━━━━━ ENTRIES PROVIDED

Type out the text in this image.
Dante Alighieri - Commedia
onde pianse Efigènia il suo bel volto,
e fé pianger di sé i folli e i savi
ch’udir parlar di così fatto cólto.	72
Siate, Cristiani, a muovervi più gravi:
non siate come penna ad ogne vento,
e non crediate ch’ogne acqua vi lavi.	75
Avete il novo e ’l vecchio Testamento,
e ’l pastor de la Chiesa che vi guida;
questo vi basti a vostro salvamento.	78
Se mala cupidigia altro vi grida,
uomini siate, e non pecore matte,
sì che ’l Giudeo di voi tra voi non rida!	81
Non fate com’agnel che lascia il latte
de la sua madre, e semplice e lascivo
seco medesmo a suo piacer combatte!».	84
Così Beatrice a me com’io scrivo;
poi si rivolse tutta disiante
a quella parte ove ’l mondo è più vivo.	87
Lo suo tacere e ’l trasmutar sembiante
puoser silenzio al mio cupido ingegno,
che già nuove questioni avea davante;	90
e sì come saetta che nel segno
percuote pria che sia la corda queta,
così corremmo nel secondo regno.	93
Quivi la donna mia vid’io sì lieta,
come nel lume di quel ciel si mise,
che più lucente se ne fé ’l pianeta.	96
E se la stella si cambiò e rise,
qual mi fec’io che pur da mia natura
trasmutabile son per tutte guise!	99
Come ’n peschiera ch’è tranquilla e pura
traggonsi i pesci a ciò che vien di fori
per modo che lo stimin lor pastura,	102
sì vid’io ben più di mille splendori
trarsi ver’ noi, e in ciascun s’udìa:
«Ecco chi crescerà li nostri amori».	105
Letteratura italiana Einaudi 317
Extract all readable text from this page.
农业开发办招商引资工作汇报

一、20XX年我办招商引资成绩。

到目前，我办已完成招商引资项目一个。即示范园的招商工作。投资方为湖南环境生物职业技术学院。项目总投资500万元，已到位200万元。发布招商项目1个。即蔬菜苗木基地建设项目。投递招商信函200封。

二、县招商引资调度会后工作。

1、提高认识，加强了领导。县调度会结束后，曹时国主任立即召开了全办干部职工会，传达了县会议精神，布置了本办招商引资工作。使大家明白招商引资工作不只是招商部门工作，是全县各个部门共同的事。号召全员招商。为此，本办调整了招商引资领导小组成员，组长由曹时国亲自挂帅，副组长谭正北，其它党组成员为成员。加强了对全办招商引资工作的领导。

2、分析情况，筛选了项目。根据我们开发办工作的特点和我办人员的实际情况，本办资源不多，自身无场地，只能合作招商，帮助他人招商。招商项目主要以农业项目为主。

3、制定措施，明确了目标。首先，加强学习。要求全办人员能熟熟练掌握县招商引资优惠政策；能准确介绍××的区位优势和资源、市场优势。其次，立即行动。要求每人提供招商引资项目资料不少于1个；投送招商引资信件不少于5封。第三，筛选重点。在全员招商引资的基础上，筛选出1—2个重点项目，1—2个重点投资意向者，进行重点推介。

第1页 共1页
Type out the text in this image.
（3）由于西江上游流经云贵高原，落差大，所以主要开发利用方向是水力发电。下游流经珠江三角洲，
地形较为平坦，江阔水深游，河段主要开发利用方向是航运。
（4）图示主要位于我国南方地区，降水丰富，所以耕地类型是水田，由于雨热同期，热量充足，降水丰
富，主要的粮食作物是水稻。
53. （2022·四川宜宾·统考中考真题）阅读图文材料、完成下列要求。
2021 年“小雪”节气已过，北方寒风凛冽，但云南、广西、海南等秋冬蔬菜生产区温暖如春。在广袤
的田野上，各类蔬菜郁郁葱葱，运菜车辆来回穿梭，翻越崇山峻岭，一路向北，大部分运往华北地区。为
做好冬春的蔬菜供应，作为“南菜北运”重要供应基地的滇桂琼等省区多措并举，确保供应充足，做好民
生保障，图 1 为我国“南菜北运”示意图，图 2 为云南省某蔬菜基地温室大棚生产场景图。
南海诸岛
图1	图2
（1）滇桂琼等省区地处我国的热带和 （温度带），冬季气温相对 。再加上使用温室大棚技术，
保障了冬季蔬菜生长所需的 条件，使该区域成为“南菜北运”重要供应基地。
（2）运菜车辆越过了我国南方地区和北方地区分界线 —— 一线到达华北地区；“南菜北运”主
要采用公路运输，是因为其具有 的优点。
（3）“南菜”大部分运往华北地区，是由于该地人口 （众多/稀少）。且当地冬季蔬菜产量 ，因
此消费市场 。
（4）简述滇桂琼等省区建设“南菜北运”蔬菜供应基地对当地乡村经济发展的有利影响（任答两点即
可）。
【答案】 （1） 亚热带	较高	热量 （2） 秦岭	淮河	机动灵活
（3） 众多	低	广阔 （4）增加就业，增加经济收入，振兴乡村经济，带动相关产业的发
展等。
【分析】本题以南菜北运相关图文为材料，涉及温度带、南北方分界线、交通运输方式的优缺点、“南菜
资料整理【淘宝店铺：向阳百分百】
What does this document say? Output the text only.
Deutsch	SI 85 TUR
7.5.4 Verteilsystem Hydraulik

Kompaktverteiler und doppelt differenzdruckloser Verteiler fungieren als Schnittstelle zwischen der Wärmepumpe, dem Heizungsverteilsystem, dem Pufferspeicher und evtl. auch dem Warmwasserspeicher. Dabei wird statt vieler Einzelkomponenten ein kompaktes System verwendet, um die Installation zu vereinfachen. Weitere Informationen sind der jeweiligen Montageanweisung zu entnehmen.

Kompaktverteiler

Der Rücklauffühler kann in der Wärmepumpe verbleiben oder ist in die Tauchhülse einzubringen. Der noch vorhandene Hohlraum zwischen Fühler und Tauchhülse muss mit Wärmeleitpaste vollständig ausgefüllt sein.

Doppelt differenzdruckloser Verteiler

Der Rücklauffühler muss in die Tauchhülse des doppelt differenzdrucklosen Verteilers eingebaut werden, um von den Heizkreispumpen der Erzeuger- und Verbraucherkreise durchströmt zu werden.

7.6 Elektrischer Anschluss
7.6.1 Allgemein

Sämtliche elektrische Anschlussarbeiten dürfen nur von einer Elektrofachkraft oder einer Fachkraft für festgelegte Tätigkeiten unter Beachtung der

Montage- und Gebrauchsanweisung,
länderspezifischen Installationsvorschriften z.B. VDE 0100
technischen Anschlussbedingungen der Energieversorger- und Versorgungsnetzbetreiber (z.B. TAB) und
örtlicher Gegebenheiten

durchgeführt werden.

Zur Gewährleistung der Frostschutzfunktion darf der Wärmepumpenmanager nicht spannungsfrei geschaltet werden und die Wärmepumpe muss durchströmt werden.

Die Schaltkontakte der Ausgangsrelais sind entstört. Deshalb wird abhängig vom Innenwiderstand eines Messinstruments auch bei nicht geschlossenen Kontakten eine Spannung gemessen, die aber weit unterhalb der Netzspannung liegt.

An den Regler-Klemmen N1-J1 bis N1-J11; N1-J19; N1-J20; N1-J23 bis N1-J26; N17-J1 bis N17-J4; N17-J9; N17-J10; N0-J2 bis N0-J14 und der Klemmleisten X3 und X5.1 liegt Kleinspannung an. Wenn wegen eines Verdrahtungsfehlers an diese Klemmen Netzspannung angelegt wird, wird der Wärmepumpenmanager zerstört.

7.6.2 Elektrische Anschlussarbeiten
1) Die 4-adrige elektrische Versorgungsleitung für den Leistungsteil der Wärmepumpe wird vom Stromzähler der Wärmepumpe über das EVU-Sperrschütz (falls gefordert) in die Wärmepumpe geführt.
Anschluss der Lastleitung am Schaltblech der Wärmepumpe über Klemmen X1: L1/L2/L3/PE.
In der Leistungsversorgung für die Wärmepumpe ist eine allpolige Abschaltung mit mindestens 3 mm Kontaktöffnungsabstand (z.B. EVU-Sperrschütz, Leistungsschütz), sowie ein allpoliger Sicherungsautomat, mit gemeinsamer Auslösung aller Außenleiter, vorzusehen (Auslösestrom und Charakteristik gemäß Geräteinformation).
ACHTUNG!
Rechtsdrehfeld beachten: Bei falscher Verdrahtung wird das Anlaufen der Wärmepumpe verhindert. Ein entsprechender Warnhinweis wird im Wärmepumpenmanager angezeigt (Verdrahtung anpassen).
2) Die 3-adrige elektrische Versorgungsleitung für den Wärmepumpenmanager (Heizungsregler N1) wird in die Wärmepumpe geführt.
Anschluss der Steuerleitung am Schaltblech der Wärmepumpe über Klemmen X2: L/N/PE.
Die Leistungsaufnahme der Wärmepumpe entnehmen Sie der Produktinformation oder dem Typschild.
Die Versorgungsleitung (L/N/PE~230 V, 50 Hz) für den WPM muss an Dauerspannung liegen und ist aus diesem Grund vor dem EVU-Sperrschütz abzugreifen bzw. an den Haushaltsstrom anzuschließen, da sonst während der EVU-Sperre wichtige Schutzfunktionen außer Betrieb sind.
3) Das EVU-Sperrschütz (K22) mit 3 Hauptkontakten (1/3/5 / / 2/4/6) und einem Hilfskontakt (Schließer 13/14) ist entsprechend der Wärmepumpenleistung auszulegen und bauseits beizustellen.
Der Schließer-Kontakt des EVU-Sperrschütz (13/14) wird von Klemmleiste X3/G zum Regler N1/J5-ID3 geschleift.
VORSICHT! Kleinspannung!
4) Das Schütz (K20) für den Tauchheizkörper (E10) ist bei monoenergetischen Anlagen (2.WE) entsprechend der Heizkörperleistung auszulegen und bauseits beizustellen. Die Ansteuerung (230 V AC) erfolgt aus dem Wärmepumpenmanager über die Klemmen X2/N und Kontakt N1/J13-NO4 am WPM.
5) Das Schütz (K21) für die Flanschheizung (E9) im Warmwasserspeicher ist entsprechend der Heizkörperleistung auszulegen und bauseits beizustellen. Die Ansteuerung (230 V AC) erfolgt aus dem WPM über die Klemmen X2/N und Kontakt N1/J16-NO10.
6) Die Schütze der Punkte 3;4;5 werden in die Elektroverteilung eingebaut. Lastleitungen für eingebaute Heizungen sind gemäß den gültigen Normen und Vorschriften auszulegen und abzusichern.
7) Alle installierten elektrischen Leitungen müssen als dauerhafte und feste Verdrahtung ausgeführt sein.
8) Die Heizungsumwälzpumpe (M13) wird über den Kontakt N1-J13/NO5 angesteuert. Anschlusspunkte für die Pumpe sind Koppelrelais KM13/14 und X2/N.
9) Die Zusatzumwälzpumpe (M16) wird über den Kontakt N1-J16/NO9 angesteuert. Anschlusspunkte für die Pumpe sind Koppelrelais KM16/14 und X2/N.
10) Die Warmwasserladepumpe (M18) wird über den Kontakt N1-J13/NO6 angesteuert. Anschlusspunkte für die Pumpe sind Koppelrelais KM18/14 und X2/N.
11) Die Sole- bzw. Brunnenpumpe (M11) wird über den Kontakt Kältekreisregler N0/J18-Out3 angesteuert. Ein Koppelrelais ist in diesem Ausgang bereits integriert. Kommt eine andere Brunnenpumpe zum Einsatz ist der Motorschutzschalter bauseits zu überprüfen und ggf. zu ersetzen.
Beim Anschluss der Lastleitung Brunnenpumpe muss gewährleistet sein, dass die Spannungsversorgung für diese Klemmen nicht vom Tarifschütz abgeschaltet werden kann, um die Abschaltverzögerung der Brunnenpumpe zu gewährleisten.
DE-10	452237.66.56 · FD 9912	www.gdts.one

━━━━━━━━━━

TASK INSTRUCTIONS: Go through the records and gather the lines that hold "bauseits".

EXERCISE SOLUTION:
3) Das EVU-Sperrschütz (K22) mit 3 Hauptkontakten (1/3/5 / / 2/4/6) und einem Hilfskontakt (Schließer 13/14) ist entsprechend der Wärmepumpenleistung auszulegen und bauseits beizustellen.
4) Das Schütz (K20) für den Tauchheizkörper (E10) ist bei monoenergetischen Anlagen (2.WE) entsprechend der Heizkörperleistung auszulegen und bauseits beizustellen. Die Ansteuerung (230 V AC) erfolgt aus dem Wärmepumpenmanager über die Klemmen X2/N und Kontakt N1/J13-NO4 am WPM.
5) Das Schütz (K21) für die Flanschheizung (E9) im Warmwasserspeicher ist entsprechend der Heizkörperleistung auszulegen und bauseits beizustellen. Die Ansteuerung (230 V AC) erfolgt aus dem WPM über die Klemmen X2/N und Kontakt N1/J16-NO10.
11) Die Sole- bzw. Brunnenpumpe (M11) wird über den Kontakt Kältekreisregler N0/J18-Out3 angesteuert. Ein Koppelrelais ist in diesem Ausgang bereits integriert. Kommt eine andere Brunnenpumpe zum Einsatz ist der Motorschutzschalter bauseits zu überprüfen und ggf. zu ersetzen.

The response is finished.